(Task goal): Please transcribe the records precisely; pictures stay out of your copy.

(Data excerpts)
** begin **
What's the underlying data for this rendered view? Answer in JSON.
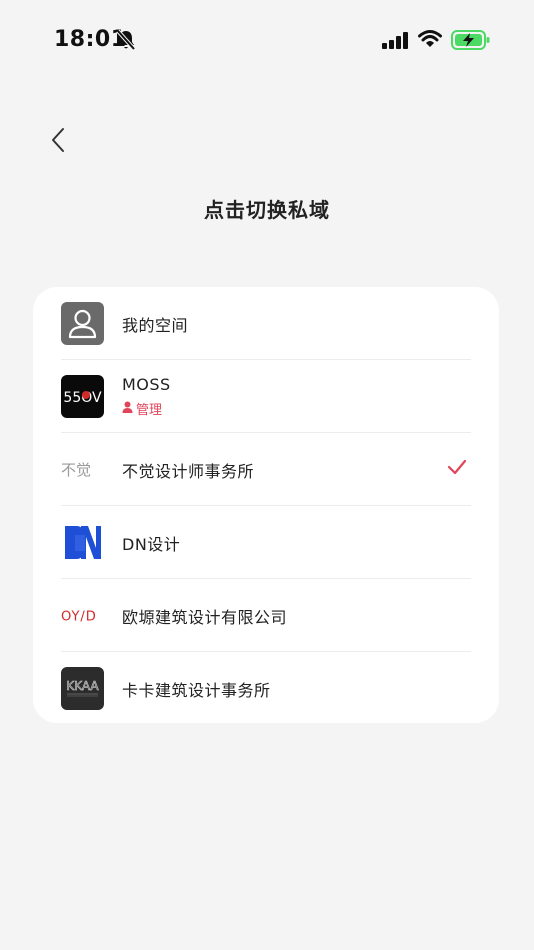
{
  "status_bar": {
    "time": "18:01",
    "icons": [
      "bell-muted-icon",
      "signal-icon",
      "wifi-icon",
      "battery-charging-icon"
    ],
    "battery_color": "#4cd964"
  },
  "header": {
    "title": "点击切换私域",
    "back_icon": "chevron-left-icon"
  },
  "workspaces": [
    {
      "name": "我的空间",
      "logo": "person-avatar-icon",
      "badge": "",
      "selected": false
    },
    {
      "name": "MOSS",
      "logo": "moss-logo",
      "logo_text": "55OV",
      "badge": "管理",
      "selected": false
    },
    {
      "name": "不觉设计师事务所",
      "logo": "bujue-logo",
      "logo_text": "不觉",
      "badge": "",
      "selected": true
    },
    {
      "name": "DN设计",
      "logo": "dn-logo",
      "logo_text": "DN",
      "badge": "",
      "selected": false
    },
    {
      "name": "欧塬建筑设计有限公司",
      "logo": "oyad-logo",
      "logo_text": "OYAD",
      "badge": "",
      "selected": false
    },
    {
      "name": "卡卡建筑设计事务所",
      "logo": "kkaa-logo",
      "logo_text": "KKAA",
      "badge": "",
      "selected": false
    }
  ],
  "colors": {
    "accent": "#e0455a",
    "dn_blue": "#1f4fd6",
    "oyad_red": "#d22a2a",
    "background": "#f4f4f4",
    "card": "#ffffff"
  }
}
** end **
(Correct output):
What's the underlying data for this rendered view? Answer in JSON.
{
  "status_bar": {
    "time": "18:01",
    "icons": [
      "bell-muted-icon",
      "signal-icon",
      "wifi-icon",
      "battery-charging-icon"
    ],
    "battery_color": "#4cd964"
  },
  "header": {
    "title": "点击切换私域",
    "back_icon": "chevron-left-icon"
  },
  "workspaces": [
    {
      "name": "我的空间",
      "logo": "person-avatar-icon",
      "badge": "",
      "selected": false
    },
    {
      "name": "MOSS",
      "logo": "moss-logo",
      "logo_text": "55OV",
      "badge": "管理",
      "selected": false
    },
    {
      "name": "不觉设计师事务所",
      "logo": "bujue-logo",
      "logo_text": "不觉",
      "badge": "",
      "selected": true
    },
    {
      "name": "DN设计",
      "logo": "dn-logo",
      "logo_text": "DN",
      "badge": "",
      "selected": false
    },
    {
      "name": "欧塬建筑设计有限公司",
      "logo": "oyad-logo",
      "logo_text": "OYAD",
      "badge": "",
      "selected": false
    },
    {
      "name": "卡卡建筑设计事务所",
      "logo": "kkaa-logo",
      "logo_text": "KKAA",
      "badge": "",
      "selected": false
    }
  ],
  "colors": {
    "accent": "#e0455a",
    "dn_blue": "#1f4fd6",
    "oyad_red": "#d22a2a",
    "background": "#f4f4f4",
    "card": "#ffffff"
  }
}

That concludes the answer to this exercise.